Quoted text |
However, since Israel declared a full siege on the Gaza Strip on October 9, 2023, the amount of aid entering the enclave has never been sufficient to meet the needs on the ground. For more than a year, Israel has failed to provide or even facilitate the delivery of essential supplies for the survival of some 2.1 million people still living in Gaza.
Despite the scale of the crisis, Israeli policies have resulted in deplorable levels of aid reaching those in need. 91 percent of Gaza's population faces acute food insecurity, with 16 percent at catastrophic levels and likely to starve.
Some 1.9 million people - 90 percent of Gaza's total population - have been displaced by Israeli military attacks or Israeli evacuation orders, including people who have been forced to flee more than a dozen times. At least 1 million children are among those uprooted by the war.
Civilians in Gaza have nowhere safe to go. Palestinian families are still forced to move from one unsafe area to another. The 62 active Israeli relocation orders aim to confine Palestinians to just 20 percent of the Gaza Strip, with no guarantee of security or return.
NRC said this constitutes forcible transfer - a serious violation of international law.
“The situation in Gaza today is deadly for all Palestinians. It is deadly for those who are aid workers assisting people in need, and for those working as journalists trying to document the horrors on the ground,” Egeland said.
“Israel has repeatedly struck UN premises and imposed barrier after barrier – both physical and bureaucratic – to aid work. This week I have witnessed the catastrophic impact of strangled aid flows. There has not been a single week since the start of this war when sufficient aid was delivered in Gaza,” he said.

Exercise objective |
Resume the report above on aid reaching Gaza, carrying it on from its last sentence.

Record list |
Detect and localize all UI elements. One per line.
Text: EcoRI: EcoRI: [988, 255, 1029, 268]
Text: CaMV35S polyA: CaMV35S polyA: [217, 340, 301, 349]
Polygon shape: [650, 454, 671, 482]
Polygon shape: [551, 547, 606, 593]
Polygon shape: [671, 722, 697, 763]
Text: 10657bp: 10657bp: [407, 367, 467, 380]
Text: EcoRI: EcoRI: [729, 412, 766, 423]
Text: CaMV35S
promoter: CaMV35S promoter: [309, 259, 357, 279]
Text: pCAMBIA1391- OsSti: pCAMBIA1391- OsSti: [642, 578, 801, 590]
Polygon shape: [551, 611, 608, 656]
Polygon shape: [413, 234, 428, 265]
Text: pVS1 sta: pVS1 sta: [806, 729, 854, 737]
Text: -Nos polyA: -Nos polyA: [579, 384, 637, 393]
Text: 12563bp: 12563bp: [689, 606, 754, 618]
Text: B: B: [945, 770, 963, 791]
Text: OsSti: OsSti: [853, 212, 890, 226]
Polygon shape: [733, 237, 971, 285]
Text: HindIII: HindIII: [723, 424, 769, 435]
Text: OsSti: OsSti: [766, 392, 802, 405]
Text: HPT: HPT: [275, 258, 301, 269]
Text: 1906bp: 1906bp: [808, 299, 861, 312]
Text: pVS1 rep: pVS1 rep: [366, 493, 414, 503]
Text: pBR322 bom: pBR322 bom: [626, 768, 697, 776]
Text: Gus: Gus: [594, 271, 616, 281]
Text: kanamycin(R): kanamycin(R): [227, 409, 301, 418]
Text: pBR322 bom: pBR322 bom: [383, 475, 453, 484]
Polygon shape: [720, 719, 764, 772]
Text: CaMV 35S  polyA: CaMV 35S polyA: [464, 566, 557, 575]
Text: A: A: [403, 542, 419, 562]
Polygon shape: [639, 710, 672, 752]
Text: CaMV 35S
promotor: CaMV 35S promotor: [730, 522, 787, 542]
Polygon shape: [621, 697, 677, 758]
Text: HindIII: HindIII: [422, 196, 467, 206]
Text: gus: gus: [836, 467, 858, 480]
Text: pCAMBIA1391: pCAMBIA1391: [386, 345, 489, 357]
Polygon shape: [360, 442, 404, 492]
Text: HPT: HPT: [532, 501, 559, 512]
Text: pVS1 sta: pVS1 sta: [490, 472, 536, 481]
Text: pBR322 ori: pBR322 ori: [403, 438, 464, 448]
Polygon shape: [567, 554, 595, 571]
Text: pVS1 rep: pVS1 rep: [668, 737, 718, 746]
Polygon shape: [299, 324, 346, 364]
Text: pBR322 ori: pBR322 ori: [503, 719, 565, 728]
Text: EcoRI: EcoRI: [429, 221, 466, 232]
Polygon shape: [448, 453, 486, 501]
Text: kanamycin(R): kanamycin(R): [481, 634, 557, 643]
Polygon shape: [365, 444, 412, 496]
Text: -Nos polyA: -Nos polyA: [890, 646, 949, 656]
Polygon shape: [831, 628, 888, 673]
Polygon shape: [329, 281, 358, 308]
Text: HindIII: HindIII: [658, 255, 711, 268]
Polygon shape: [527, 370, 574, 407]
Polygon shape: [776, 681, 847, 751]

Answer to this problem |
Since the country launched its war against Gaza in October 2023 and expanded its war against Lebanon in September 2024, Israel has become a pariah state in the world, with only a few influential countries continuing to provide political and military support to its government.
The war in Gaza has already claimed more than 43,000 lives and is characterized by grave war crimes and other serious violations of international humanitarian law committed by Israeli forces. These include collective punishment of civilians, use of starvation as a method of warfare, denial of humanitarian aid, targeting of civilians, indiscriminate killing of civilians, disproportionate attacks, forcible displacement, torture, enforced disappearances and other atrocity crimes.
The Israeli government has generally failed to comply with international law, including international humanitarian law, UN Security Council resolutions, and International Court of Justice (ICJ) orders and rulings.
Enforcing compliance with international law is the responsibility of the UN Security Council. However, the Council has not acted to enforce the rules of war, the rulings of the ICJ, or its own resolutions, resulting in a further breakdown of the international rule of law.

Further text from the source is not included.